What you will do
Put the data from the line with "Patent image size: (883, 829)." to the line with "The XOR gate 3102 is at (366, 348).", both included, into a numbered list, leaving out any blank lines.

Given entries
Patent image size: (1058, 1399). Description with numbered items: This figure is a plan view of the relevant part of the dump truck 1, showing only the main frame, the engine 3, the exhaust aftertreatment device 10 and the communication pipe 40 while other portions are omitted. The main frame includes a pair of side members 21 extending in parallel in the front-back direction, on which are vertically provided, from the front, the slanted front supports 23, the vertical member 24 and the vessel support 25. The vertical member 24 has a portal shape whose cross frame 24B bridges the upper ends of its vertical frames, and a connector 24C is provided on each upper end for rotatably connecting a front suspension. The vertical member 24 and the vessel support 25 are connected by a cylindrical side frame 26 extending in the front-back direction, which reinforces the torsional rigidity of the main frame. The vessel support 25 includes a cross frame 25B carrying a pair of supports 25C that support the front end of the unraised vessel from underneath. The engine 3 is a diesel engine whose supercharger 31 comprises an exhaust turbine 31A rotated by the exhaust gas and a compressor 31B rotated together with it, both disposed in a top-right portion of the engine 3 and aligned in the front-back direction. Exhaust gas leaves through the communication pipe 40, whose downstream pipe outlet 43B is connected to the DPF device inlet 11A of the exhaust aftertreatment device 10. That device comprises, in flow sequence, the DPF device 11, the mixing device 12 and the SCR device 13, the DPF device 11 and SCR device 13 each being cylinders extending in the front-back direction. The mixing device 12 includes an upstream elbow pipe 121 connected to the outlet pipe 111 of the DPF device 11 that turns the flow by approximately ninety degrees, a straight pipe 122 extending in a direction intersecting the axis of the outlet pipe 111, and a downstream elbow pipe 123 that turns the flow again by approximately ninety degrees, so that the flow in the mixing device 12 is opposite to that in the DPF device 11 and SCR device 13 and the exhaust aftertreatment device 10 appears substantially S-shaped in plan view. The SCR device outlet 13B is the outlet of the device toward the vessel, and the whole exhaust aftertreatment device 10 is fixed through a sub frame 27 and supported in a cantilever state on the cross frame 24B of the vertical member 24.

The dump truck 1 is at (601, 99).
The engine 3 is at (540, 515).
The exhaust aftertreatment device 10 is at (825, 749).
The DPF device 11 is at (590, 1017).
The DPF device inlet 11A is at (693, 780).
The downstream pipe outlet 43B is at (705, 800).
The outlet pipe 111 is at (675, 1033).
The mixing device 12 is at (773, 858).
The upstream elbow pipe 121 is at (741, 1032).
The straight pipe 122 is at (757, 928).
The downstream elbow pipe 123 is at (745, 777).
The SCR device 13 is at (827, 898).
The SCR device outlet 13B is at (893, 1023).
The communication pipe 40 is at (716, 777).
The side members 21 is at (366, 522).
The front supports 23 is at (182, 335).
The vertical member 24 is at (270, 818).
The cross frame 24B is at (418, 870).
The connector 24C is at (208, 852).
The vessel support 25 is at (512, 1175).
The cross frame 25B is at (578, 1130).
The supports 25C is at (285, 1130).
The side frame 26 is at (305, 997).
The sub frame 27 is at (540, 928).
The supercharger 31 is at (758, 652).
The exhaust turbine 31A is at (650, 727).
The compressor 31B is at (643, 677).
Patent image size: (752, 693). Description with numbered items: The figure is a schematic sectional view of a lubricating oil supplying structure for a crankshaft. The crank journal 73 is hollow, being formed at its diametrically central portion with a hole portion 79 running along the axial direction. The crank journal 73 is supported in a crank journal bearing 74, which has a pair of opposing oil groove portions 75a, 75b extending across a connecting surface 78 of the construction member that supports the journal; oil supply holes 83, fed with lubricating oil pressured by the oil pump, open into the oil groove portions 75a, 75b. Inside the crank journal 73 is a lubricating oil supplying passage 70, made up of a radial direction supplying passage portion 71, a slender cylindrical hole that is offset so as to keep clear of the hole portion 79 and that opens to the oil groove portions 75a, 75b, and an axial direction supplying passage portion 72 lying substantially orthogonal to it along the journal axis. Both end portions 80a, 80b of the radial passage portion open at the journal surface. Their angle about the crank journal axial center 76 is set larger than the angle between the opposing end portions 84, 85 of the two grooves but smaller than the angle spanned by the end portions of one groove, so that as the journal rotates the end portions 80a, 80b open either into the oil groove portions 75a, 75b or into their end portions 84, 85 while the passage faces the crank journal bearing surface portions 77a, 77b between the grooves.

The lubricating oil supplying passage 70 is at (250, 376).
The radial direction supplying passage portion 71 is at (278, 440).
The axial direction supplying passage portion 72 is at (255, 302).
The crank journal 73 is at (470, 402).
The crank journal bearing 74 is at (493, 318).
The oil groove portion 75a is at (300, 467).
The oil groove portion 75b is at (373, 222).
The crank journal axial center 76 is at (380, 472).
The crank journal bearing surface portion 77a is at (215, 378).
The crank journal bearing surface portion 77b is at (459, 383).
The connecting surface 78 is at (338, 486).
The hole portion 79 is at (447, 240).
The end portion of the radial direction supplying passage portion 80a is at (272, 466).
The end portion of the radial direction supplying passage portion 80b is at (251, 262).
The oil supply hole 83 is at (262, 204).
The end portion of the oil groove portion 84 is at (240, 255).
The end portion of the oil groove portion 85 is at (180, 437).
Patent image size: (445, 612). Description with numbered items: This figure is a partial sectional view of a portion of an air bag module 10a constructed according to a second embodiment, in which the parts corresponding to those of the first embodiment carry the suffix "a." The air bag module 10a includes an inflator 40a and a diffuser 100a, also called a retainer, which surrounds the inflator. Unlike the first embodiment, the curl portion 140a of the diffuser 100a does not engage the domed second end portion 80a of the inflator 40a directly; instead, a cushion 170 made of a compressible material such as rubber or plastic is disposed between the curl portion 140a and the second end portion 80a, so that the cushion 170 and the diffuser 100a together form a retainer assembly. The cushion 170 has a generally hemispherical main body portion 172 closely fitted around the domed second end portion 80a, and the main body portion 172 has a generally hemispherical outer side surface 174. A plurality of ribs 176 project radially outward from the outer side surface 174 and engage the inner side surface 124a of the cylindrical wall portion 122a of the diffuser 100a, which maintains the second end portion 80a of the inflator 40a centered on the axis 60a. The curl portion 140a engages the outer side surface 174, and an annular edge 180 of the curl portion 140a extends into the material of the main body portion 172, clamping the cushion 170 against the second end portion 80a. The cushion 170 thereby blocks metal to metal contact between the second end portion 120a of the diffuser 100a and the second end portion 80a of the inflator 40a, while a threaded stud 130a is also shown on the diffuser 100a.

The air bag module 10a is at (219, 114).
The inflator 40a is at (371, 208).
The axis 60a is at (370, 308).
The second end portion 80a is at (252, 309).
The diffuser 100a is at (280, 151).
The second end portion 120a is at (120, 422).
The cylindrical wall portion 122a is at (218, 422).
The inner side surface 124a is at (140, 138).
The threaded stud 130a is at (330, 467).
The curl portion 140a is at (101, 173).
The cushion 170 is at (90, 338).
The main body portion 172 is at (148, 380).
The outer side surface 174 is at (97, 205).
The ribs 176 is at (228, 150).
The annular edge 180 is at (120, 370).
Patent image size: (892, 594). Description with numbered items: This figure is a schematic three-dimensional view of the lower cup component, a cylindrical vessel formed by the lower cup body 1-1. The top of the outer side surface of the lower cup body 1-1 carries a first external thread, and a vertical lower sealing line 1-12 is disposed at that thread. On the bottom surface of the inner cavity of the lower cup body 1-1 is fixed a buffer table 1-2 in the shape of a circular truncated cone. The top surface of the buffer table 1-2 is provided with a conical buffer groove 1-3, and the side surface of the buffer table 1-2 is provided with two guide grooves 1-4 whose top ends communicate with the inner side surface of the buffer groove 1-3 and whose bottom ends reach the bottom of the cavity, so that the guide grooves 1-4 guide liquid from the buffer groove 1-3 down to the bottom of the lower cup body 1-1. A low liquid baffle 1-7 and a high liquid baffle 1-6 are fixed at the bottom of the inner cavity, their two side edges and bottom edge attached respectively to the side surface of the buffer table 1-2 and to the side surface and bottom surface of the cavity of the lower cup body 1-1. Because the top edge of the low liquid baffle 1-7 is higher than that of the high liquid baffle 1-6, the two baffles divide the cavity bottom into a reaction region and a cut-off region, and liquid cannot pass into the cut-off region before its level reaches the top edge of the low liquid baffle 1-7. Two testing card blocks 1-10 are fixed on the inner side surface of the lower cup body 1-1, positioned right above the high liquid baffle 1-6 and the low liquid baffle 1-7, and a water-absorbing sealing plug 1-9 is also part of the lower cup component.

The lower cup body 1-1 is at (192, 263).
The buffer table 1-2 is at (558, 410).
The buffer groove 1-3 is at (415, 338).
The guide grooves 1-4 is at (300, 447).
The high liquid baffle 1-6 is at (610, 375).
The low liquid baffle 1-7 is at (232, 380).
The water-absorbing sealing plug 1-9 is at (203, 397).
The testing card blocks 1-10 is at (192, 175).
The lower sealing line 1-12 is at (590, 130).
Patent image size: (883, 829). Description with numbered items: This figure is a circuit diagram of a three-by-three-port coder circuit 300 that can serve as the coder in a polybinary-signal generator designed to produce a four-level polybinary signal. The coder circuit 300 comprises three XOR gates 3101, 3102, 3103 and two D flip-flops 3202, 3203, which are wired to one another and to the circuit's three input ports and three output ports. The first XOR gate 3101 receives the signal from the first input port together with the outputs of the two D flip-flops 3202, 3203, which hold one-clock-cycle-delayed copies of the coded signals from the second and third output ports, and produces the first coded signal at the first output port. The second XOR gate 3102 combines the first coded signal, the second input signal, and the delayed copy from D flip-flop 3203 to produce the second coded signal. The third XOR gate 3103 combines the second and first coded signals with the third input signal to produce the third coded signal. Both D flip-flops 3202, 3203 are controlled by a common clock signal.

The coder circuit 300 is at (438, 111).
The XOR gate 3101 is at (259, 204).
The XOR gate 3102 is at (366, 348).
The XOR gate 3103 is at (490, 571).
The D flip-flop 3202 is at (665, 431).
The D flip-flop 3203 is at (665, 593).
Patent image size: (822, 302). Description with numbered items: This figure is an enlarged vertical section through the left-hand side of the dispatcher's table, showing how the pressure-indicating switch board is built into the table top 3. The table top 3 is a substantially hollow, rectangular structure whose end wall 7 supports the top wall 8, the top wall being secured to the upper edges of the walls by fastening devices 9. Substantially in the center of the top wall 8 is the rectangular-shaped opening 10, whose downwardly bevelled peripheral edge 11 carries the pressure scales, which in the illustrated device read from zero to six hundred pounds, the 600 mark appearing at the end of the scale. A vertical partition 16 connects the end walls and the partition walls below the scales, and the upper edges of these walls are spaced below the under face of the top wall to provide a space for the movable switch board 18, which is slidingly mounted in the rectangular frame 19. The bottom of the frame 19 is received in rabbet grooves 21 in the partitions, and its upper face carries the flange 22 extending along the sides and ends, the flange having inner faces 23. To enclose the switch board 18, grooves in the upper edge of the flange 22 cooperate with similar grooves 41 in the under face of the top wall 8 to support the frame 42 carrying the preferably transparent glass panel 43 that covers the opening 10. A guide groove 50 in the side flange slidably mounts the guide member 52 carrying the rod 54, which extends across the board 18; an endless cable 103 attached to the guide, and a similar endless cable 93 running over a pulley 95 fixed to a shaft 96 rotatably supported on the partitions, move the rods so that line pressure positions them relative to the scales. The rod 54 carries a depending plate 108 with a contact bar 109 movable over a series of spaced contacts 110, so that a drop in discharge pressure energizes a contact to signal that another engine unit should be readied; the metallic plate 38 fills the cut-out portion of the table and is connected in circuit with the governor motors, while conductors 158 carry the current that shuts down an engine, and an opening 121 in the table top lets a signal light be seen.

Expected output
1. Patent image size: (883, 829). Description with numbered items: This figure is a circuit diagram of a three-by-three-port coder circuit 300 that can serve as the coder in a polybinary-signal generator designed to produce a four-level polybinary signal. The coder circuit 300 comprises three XOR gates 3101, 3102, 3103 and two D flip-flops 3202, 3203, which are wired to one another and to the circuit's three input ports and three output ports. The first XOR gate 3101 receives the signal from the first input port together with the outputs of the two D flip-flops 3202, 3203, which hold one-clock-cycle-delayed copies of the coded signals from the second and third output ports, and produces the first coded signal at the first output port. The second XOR gate 3102 combines the first coded signal, the second input signal, and the delayed copy from D flip-flop 3203 to produce the second coded signal. The third XOR gate 3103 combines the second and first coded signals with the third input signal to produce the third coded signal. Both D flip-flops 3202, 3203 are controlled by a common clock signal.
2. The coder circuit 300 is at (438, 111).
3. The XOR gate 3101 is at (259, 204).
4. The XOR gate 3102 is at (366, 348).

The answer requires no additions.